----- Data supplied -----

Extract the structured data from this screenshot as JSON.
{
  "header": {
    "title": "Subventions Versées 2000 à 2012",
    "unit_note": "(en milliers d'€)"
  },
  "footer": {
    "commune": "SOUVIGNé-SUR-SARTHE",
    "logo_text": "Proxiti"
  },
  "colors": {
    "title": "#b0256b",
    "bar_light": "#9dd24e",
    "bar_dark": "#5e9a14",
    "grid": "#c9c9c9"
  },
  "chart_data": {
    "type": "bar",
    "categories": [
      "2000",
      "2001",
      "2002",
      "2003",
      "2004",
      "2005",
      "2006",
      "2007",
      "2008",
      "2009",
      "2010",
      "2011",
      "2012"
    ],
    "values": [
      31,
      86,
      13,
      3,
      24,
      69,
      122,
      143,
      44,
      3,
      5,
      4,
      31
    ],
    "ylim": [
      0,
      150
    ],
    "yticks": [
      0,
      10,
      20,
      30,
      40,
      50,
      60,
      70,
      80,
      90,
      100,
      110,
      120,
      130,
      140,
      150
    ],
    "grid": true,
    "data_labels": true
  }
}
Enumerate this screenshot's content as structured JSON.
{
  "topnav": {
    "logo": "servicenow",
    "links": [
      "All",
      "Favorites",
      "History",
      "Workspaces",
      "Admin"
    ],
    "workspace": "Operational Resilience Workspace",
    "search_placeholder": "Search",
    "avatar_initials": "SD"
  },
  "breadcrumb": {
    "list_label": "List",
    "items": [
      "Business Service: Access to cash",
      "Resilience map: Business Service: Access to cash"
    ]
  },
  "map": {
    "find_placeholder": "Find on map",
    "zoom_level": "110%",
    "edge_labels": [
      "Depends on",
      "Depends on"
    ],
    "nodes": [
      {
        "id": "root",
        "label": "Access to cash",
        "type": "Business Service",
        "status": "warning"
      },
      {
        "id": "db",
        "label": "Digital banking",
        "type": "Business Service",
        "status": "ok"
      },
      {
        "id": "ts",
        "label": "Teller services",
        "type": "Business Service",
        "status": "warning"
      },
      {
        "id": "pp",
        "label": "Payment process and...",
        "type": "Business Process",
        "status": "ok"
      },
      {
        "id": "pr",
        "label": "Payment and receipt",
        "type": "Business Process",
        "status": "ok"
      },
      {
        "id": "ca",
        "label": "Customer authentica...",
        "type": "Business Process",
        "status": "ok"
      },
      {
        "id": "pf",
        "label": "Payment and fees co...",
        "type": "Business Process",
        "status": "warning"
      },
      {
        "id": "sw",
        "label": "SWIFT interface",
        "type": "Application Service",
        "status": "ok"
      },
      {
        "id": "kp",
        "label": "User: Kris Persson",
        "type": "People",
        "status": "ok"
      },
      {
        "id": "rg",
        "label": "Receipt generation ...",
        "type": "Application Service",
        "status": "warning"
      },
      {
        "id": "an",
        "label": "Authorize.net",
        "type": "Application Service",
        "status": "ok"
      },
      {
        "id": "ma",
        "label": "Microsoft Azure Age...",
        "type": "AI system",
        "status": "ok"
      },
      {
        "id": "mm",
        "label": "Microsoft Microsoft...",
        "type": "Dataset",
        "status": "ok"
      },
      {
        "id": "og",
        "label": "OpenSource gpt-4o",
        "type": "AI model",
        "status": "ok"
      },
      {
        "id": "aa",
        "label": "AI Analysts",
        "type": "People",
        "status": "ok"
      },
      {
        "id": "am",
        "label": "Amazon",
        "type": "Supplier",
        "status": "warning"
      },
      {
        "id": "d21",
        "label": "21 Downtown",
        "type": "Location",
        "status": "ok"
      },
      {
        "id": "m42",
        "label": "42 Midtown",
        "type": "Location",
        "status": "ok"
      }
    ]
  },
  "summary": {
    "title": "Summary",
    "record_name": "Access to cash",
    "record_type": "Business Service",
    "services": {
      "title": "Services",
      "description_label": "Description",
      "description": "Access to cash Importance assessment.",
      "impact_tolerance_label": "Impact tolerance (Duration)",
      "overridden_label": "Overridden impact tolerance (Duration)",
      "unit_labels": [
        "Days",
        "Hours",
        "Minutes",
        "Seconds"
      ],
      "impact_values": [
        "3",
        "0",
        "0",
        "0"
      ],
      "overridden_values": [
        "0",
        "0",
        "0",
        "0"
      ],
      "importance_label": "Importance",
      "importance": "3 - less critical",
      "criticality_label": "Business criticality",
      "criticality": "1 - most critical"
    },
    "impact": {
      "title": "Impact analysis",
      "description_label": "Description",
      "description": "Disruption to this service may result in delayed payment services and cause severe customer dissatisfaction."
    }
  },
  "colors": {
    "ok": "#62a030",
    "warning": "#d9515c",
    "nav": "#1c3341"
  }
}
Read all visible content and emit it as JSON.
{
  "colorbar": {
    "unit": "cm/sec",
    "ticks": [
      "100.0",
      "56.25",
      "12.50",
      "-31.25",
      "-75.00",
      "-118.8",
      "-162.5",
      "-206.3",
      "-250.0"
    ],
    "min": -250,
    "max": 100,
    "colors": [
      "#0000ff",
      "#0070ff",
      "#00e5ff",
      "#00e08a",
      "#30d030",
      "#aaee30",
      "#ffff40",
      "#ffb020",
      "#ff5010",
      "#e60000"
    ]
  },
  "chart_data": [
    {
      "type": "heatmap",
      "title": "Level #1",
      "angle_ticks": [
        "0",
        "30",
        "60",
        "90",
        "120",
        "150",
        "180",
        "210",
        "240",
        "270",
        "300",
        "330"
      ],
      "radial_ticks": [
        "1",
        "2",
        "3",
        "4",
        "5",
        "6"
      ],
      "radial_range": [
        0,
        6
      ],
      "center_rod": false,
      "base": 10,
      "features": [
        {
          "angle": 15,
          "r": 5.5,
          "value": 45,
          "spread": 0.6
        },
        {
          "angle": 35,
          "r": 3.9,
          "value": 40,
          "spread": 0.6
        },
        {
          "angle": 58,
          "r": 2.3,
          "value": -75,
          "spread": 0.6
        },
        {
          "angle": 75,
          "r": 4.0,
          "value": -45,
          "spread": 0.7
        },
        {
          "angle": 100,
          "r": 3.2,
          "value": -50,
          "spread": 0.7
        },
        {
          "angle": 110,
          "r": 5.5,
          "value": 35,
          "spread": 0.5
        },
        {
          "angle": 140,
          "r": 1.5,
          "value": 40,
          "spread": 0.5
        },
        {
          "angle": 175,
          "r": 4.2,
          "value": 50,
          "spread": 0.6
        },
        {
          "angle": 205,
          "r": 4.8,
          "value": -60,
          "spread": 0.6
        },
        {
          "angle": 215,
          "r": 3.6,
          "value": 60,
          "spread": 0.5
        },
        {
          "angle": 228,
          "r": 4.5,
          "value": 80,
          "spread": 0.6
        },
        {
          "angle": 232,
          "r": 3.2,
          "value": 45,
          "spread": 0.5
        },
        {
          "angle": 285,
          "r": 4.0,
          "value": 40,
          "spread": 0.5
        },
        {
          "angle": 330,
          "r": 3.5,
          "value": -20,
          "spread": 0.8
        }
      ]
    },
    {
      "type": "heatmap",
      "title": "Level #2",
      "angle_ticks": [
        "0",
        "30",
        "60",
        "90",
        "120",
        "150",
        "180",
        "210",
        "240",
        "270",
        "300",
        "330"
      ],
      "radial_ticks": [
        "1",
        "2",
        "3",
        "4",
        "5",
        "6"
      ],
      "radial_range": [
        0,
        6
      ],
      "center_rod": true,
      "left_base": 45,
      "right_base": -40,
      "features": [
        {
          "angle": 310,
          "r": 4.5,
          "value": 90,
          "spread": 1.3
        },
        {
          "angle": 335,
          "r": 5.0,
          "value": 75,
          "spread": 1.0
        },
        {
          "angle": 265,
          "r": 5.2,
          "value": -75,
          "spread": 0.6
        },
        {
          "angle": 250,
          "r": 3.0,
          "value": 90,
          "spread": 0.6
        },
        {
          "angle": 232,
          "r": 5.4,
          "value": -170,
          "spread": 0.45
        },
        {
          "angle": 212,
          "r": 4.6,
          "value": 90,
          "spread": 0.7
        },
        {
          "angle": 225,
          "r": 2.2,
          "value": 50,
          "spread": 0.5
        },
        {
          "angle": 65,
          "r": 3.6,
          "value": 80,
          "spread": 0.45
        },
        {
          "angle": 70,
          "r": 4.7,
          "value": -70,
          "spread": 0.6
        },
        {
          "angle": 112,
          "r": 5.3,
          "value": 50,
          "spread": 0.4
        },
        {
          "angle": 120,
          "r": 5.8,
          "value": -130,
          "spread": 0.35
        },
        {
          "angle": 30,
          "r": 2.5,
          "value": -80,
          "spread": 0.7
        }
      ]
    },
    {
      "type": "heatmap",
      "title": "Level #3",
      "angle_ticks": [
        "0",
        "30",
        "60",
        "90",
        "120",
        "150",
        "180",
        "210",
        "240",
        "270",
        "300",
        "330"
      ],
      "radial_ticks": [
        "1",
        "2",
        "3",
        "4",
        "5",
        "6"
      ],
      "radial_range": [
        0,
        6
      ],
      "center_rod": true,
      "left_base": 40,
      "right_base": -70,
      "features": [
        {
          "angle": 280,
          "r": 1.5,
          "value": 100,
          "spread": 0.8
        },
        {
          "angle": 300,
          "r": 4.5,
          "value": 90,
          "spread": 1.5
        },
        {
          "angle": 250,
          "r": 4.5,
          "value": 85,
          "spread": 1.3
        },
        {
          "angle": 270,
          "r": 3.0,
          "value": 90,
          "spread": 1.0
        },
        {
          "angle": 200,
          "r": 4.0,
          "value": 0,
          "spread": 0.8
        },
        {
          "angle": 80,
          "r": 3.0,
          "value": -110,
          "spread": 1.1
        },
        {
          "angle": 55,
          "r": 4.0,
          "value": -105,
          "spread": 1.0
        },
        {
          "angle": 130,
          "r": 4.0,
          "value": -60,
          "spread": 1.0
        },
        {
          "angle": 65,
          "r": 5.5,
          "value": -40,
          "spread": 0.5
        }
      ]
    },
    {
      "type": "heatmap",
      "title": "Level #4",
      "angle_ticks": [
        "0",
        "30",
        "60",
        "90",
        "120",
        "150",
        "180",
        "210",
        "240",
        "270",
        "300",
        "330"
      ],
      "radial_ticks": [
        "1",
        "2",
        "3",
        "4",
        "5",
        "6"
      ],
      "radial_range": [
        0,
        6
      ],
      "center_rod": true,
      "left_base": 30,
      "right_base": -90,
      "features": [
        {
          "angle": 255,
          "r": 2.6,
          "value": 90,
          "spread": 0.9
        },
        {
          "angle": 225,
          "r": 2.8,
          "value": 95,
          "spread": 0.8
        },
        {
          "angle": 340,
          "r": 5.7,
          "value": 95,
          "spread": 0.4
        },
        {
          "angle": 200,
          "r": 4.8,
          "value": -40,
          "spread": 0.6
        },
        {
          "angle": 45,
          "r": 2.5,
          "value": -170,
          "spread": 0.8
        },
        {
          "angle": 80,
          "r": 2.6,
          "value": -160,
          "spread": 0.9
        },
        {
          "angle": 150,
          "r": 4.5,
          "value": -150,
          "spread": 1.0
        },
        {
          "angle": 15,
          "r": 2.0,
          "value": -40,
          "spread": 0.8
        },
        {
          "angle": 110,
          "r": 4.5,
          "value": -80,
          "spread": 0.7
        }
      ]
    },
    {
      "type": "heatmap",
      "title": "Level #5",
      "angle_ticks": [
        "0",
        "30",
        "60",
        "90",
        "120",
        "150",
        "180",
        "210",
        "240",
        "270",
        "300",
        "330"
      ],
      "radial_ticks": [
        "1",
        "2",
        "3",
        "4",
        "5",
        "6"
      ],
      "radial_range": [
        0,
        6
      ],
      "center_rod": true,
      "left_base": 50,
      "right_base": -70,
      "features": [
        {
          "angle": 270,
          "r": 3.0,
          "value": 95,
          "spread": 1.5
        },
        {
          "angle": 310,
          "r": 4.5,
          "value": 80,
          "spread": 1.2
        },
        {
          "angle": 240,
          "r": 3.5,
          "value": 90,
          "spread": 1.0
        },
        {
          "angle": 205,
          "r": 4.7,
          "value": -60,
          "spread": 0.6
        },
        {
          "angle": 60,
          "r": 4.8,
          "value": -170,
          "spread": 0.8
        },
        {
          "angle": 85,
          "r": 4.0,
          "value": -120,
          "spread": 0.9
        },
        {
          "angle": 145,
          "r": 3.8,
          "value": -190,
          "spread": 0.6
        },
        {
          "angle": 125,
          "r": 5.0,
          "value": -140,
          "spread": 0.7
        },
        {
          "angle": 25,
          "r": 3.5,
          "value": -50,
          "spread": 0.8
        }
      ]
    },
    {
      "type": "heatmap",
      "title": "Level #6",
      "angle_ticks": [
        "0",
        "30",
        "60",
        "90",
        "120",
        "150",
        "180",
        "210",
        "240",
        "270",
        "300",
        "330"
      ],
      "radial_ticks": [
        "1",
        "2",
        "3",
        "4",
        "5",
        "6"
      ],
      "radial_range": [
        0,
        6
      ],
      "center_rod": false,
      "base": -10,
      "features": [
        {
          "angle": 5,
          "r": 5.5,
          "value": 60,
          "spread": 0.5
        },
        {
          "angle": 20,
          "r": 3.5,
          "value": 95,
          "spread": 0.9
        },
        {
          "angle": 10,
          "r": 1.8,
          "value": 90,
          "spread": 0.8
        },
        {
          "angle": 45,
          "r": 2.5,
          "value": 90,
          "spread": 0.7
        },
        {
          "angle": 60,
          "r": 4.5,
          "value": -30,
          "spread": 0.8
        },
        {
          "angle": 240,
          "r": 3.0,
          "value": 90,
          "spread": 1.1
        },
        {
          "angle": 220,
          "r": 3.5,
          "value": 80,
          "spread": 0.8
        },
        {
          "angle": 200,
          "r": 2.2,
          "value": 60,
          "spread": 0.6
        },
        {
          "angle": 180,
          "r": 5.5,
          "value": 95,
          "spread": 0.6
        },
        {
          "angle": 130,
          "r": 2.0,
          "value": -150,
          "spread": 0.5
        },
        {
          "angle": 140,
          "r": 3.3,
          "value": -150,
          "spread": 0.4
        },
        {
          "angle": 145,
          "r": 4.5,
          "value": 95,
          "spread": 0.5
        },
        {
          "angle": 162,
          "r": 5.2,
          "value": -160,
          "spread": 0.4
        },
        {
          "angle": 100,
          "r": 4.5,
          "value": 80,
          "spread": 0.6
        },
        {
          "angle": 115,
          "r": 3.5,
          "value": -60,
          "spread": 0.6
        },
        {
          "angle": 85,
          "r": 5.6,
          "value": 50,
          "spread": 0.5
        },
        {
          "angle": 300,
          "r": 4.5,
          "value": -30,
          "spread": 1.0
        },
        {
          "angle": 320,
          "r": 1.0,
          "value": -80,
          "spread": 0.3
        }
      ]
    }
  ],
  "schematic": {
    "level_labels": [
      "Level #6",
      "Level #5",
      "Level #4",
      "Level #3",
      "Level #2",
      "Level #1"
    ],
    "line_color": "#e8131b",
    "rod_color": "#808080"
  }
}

-----

→ **Set problem**: Each line that has the word "tolerance" should be copied.

→ **Full answer**:
      "impact_tolerance_label": "Impact tolerance (Duration)",
      "overridden_label": "Overridden impact tolerance (Duration)",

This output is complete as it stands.